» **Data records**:

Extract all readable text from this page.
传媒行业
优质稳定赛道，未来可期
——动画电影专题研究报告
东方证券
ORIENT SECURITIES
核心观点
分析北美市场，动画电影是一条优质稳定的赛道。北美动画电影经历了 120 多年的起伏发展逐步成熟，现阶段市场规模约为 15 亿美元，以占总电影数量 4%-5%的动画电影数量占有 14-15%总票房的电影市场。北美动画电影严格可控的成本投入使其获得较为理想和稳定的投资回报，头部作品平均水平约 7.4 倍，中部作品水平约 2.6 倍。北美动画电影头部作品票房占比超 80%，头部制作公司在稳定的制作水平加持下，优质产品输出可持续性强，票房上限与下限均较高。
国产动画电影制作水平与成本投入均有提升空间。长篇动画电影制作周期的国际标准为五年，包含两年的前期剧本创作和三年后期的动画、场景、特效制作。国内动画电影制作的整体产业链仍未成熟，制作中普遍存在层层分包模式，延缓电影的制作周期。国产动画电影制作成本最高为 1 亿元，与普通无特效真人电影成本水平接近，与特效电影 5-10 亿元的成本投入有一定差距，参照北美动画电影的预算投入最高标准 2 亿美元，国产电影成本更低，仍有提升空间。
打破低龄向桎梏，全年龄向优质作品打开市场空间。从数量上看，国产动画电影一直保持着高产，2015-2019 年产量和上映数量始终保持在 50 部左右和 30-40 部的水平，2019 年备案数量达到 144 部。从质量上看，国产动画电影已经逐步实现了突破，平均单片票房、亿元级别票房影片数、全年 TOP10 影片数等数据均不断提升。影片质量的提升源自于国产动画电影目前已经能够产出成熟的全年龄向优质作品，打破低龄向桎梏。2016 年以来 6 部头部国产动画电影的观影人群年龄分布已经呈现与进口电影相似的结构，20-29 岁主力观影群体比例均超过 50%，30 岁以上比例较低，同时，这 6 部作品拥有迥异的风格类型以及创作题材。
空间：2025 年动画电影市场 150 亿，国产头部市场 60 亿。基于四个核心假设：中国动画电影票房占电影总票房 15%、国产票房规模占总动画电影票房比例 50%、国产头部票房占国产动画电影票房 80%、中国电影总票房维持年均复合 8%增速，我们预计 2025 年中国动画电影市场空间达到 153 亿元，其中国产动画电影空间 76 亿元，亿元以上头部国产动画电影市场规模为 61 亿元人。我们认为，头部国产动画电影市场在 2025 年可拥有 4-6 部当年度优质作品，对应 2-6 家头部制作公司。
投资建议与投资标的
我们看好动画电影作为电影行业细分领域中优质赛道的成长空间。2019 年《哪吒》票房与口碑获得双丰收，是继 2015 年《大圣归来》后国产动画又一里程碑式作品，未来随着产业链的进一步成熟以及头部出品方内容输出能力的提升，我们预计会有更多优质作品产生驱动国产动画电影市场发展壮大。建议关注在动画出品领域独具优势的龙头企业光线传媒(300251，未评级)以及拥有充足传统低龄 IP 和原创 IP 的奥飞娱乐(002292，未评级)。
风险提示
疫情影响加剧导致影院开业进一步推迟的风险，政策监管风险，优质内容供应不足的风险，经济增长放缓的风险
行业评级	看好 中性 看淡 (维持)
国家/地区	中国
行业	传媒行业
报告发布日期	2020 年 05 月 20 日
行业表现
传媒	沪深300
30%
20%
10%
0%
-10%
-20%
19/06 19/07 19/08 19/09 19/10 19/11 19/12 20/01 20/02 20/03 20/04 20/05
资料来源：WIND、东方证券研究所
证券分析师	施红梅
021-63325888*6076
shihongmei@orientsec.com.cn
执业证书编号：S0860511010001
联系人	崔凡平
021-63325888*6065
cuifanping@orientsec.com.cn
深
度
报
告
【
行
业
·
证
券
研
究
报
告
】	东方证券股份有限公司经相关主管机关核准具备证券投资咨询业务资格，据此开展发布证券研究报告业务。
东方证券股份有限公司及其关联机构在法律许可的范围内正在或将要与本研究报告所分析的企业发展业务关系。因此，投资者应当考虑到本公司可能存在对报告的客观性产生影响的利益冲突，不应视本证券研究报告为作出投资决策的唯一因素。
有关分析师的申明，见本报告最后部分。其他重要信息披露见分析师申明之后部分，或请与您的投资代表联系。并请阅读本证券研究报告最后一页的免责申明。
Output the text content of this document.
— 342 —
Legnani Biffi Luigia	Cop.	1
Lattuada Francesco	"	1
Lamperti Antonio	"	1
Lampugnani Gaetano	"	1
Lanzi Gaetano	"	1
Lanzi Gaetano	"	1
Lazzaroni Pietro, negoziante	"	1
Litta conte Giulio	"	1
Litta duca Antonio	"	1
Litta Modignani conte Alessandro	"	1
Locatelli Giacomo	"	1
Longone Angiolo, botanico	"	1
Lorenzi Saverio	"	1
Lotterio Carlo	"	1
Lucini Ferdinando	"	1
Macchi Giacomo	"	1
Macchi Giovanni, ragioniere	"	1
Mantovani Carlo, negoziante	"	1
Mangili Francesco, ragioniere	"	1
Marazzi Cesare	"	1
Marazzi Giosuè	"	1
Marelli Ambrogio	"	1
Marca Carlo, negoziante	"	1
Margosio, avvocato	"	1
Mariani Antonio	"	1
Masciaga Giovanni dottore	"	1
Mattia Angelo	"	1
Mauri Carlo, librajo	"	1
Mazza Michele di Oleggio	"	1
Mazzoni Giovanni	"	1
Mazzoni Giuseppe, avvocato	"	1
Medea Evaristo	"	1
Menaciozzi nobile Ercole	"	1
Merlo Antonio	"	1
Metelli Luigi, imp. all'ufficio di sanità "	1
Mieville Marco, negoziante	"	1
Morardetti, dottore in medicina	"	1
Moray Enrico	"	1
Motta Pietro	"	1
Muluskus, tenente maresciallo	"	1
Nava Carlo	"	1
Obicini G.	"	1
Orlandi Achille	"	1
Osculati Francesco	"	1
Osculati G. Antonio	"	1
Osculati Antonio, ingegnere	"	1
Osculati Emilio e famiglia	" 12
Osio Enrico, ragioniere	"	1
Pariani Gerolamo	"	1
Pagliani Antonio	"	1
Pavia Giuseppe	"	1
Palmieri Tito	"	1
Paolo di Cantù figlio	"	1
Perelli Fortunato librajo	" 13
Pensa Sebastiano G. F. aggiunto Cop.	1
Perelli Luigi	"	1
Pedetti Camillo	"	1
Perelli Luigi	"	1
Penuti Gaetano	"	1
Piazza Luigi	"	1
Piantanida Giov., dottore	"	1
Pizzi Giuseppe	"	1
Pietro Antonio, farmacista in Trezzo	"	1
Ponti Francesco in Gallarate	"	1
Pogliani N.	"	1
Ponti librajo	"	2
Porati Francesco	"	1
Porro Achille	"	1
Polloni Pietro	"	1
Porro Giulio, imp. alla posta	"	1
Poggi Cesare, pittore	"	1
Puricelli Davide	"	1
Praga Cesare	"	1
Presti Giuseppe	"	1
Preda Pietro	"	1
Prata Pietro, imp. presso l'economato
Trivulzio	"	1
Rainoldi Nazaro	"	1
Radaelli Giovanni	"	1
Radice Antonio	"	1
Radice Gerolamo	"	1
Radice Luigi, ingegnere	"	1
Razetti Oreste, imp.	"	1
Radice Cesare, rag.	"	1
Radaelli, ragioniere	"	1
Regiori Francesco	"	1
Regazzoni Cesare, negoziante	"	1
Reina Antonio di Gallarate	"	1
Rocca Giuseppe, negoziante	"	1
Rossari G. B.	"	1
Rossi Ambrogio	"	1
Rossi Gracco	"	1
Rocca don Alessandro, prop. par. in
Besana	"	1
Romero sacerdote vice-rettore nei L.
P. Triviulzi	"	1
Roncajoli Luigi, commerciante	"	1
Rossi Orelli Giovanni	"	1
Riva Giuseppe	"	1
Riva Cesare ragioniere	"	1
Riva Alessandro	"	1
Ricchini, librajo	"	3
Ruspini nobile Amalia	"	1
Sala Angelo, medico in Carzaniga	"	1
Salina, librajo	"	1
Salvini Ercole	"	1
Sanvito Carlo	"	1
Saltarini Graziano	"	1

» **Your objective**:
What is the number of lines in the data holding the word "Giuseppe"? Reply with that number only.

» **Task answer**:
6